- Exercise description -
Check each line of the listing below for the string "title", and copy the ones that have it.

- Record extracts -
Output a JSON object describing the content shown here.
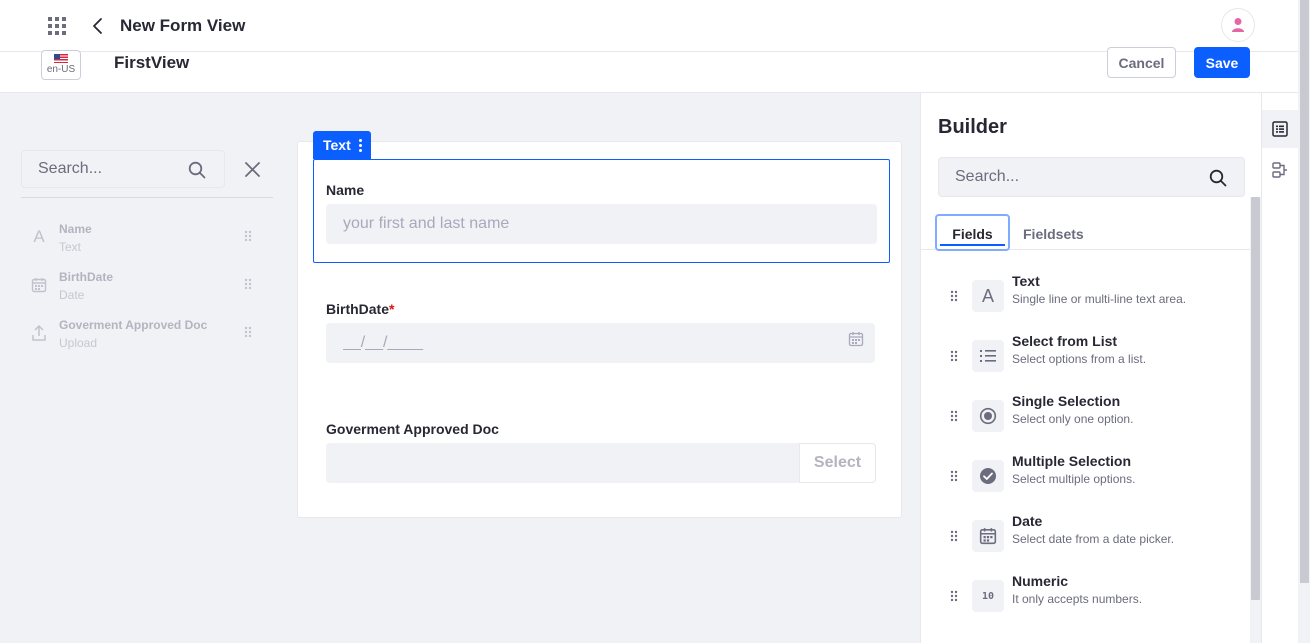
{
  "header": {
    "title": "New Form View"
  },
  "subbar": {
    "locale": "en-US",
    "view_name": "FirstView",
    "cancel_label": "Cancel",
    "save_label": "Save"
  },
  "left_panel": {
    "search_placeholder": "Search...",
    "items": [
      {
        "label": "Name",
        "type": "Text",
        "icon": "text-icon"
      },
      {
        "label": "BirthDate",
        "type": "Date",
        "icon": "calendar-icon"
      },
      {
        "label": "Goverment Approved Doc",
        "type": "Upload",
        "icon": "upload-icon"
      }
    ]
  },
  "form": {
    "selected_tag": "Text",
    "fields": [
      {
        "label": "Name",
        "placeholder": "your first and last name"
      },
      {
        "label": "BirthDate",
        "required_mark": "*",
        "placeholder": "__/__/____"
      },
      {
        "label": "Goverment Approved Doc",
        "button": "Select"
      }
    ]
  },
  "builder": {
    "title": "Builder",
    "search_placeholder": "Search...",
    "tabs": [
      {
        "label": "Fields",
        "active": true
      },
      {
        "label": "Fieldsets",
        "active": false
      }
    ],
    "items": [
      {
        "name": "Text",
        "description": "Single line or multi-line text area.",
        "icon": "text-icon"
      },
      {
        "name": "Select from List",
        "description": "Select options from a list.",
        "icon": "list-icon"
      },
      {
        "name": "Single Selection",
        "description": "Select only one option.",
        "icon": "radio-icon"
      },
      {
        "name": "Multiple Selection",
        "description": "Select multiple options.",
        "icon": "check-circle-icon"
      },
      {
        "name": "Date",
        "description": "Select date from a date picker.",
        "icon": "calendar-icon"
      },
      {
        "name": "Numeric",
        "description": "It only accepts numbers.",
        "icon": "numeric-icon",
        "glyph": "10"
      }
    ]
  },
  "colors": {
    "primary": "#0b5fff",
    "required": "#da1414",
    "avatar": "#e665a8"
  }
}
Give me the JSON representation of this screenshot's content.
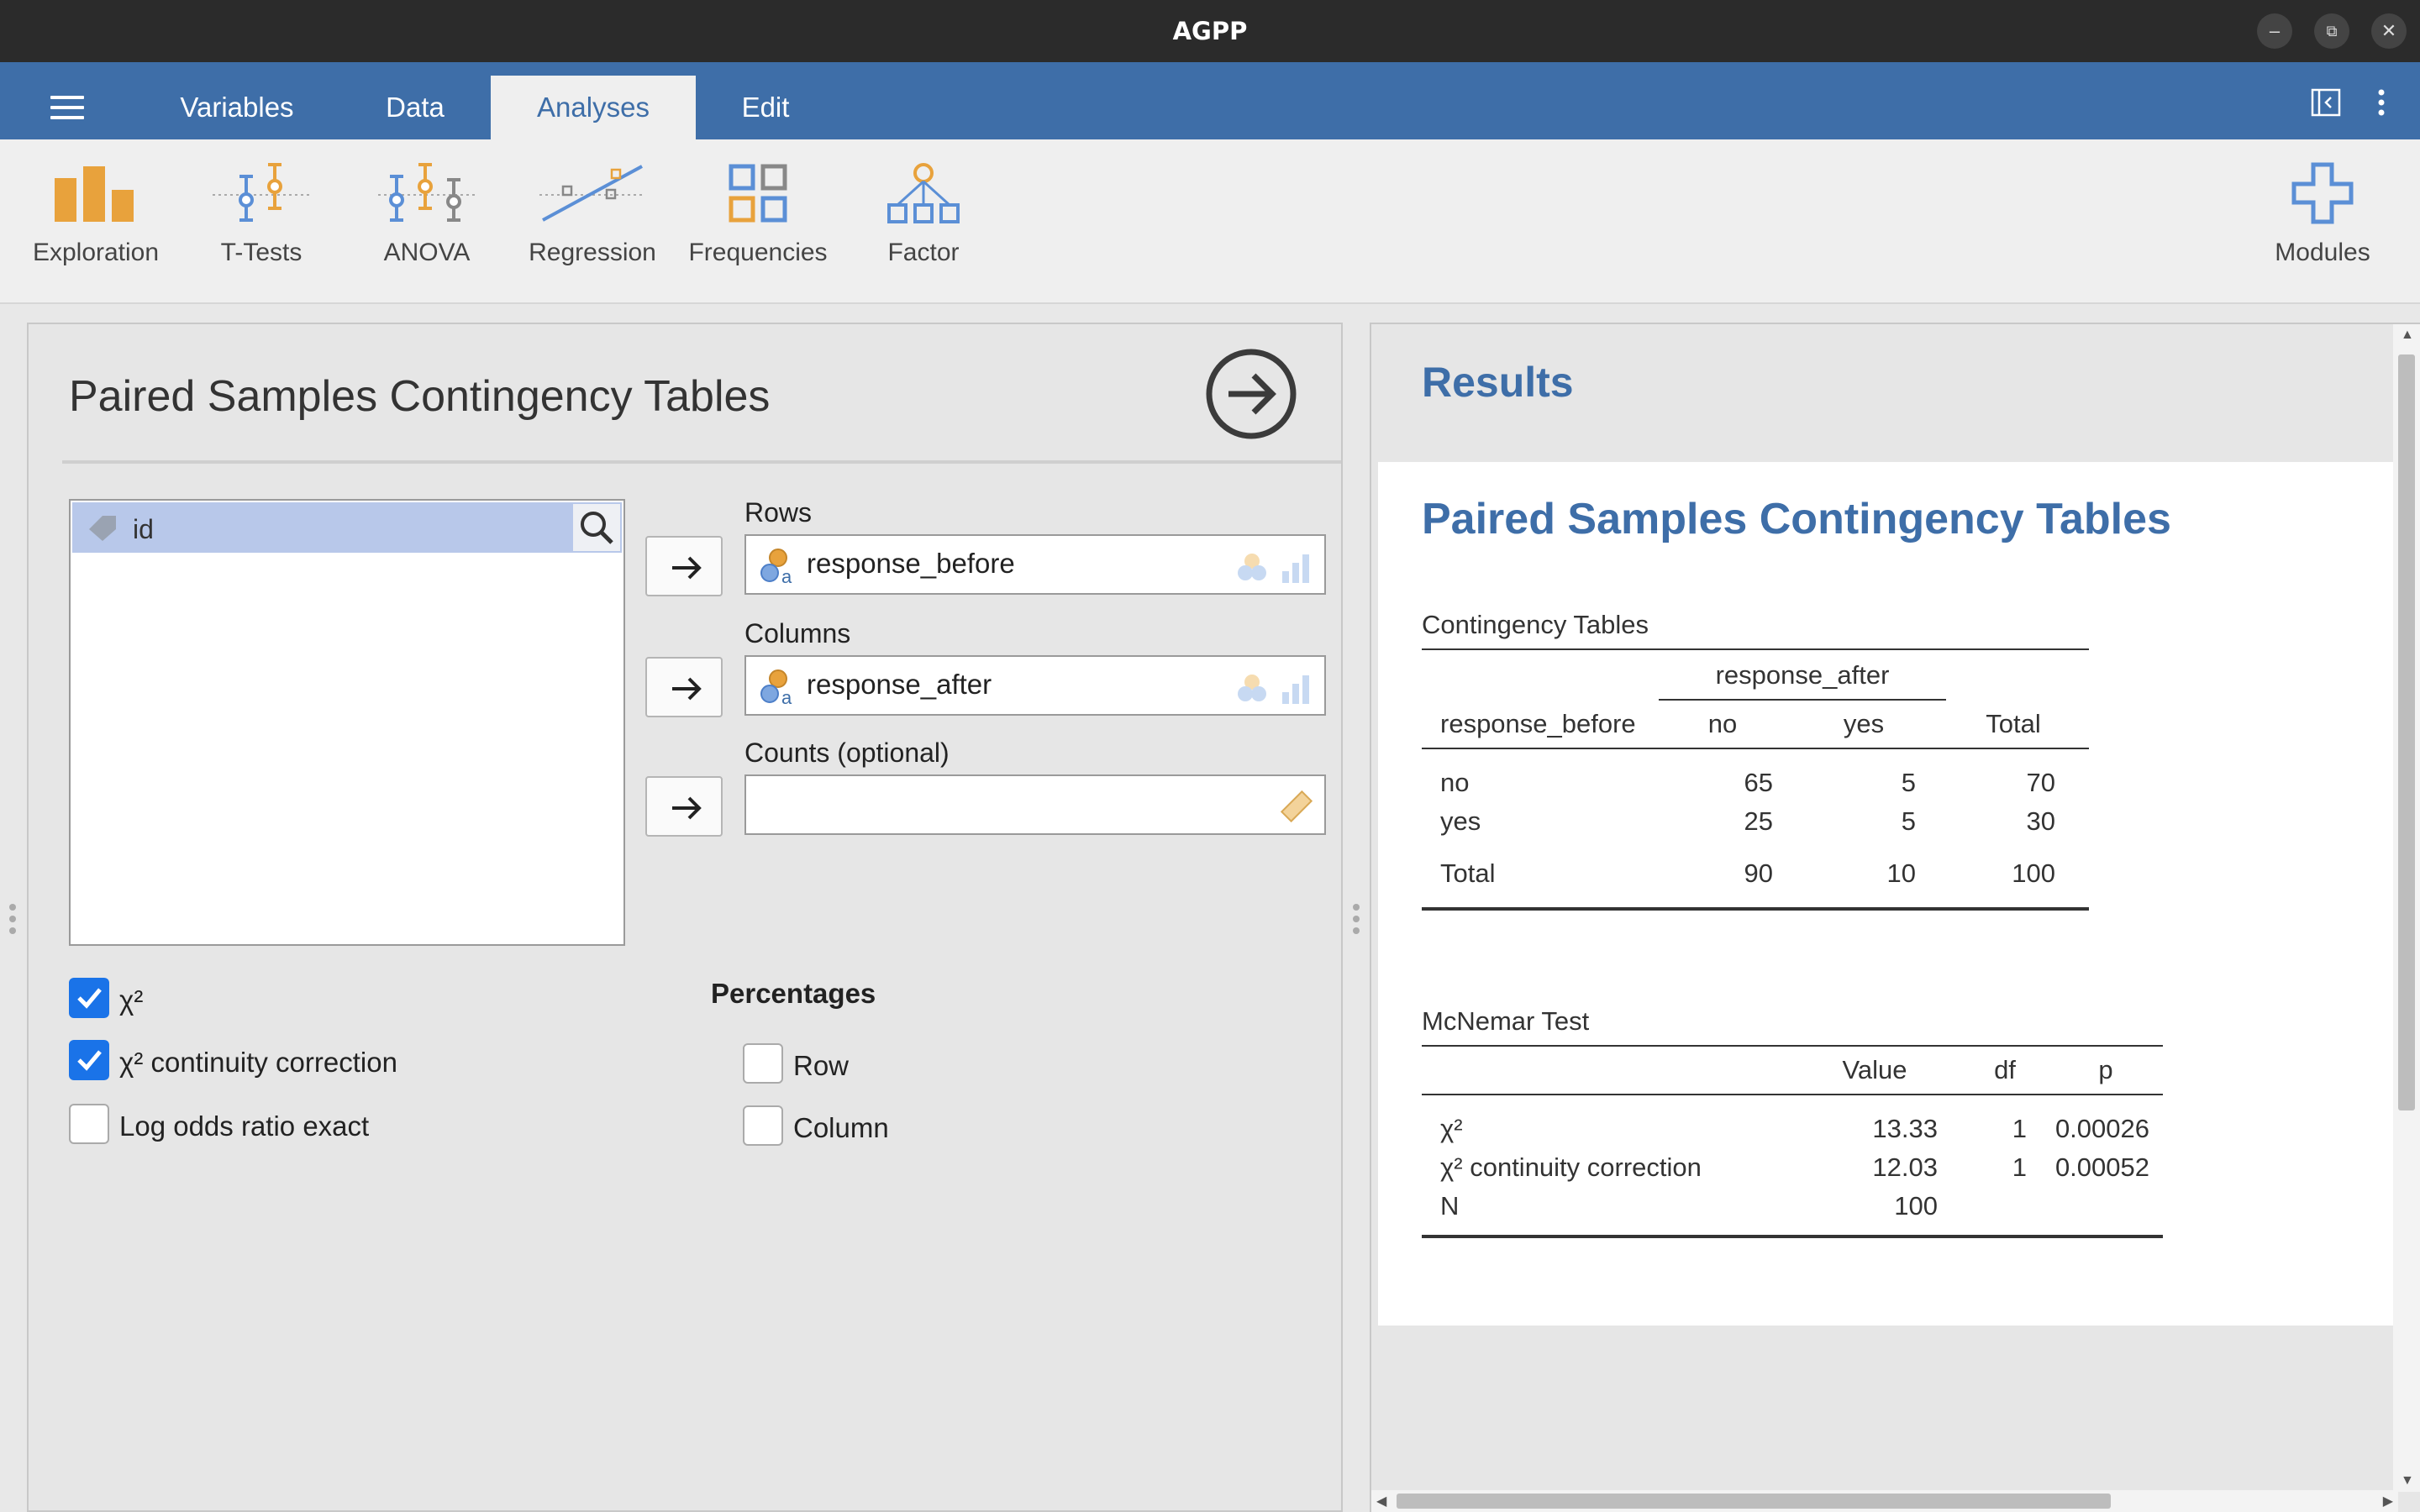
{
  "window": {
    "title": "AGPP",
    "minimize": "–",
    "restore": "⧉",
    "close": "✕"
  },
  "menubar": {
    "tabs": [
      {
        "label": "Variables"
      },
      {
        "label": "Data"
      },
      {
        "label": "Analyses"
      },
      {
        "label": "Edit"
      }
    ],
    "active_tab": "Analyses"
  },
  "ribbon": {
    "items": [
      {
        "label": "Exploration",
        "icon": "bar-chart-icon"
      },
      {
        "label": "T-Tests",
        "icon": "t-test-icon"
      },
      {
        "label": "ANOVA",
        "icon": "anova-icon"
      },
      {
        "label": "Regression",
        "icon": "regression-icon"
      },
      {
        "label": "Frequencies",
        "icon": "frequencies-icon"
      },
      {
        "label": "Factor",
        "icon": "factor-icon"
      }
    ],
    "modules_label": "Modules"
  },
  "analysis": {
    "title": "Paired Samples Contingency Tables",
    "variables": [
      "id"
    ],
    "rows_label": "Rows",
    "rows_value": "response_before",
    "columns_label": "Columns",
    "columns_value": "response_after",
    "counts_label": "Counts (optional)",
    "counts_value": "",
    "options": {
      "chi2": {
        "label": "χ²",
        "checked": true
      },
      "chi2_cc": {
        "label": "χ² continuity correction",
        "checked": true
      },
      "log_odds": {
        "label": "Log odds ratio exact",
        "checked": false
      }
    },
    "percentages": {
      "heading": "Percentages",
      "row": {
        "label": "Row",
        "checked": false
      },
      "column": {
        "label": "Column",
        "checked": false
      }
    }
  },
  "results": {
    "heading": "Results",
    "title": "Paired Samples Contingency Tables",
    "contingency": {
      "caption": "Contingency Tables",
      "spanner": "response_after",
      "row_header": "response_before",
      "col_headers": [
        "no",
        "yes",
        "Total"
      ],
      "rows": [
        {
          "label": "no",
          "values": [
            "65",
            "5",
            "70"
          ]
        },
        {
          "label": "yes",
          "values": [
            "25",
            "5",
            "30"
          ]
        },
        {
          "label": "Total",
          "values": [
            "90",
            "10",
            "100"
          ]
        }
      ]
    },
    "mcnemar": {
      "caption": "McNemar Test",
      "col_headers": [
        "Value",
        "df",
        "p"
      ],
      "rows": [
        {
          "label": "χ²",
          "value": "13.33",
          "df": "1",
          "p": "0.00026"
        },
        {
          "label": "χ² continuity correction",
          "value": "12.03",
          "df": "1",
          "p": "0.00052"
        },
        {
          "label": "N",
          "value": "100",
          "df": "",
          "p": ""
        }
      ]
    }
  },
  "colors": {
    "brand": "#3e6ea8",
    "checkbox_checked": "#1a73e8",
    "icon_orange": "#e8a23c",
    "icon_blue": "#5b8fd6"
  }
}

- Solution for this problem -
    "title": "New Form View"
    "title": "Builder",
    "title": "AGPP",
    "title": "Paired Samples Contingency Tables",
    "title": "Paired Samples Contingency Tables",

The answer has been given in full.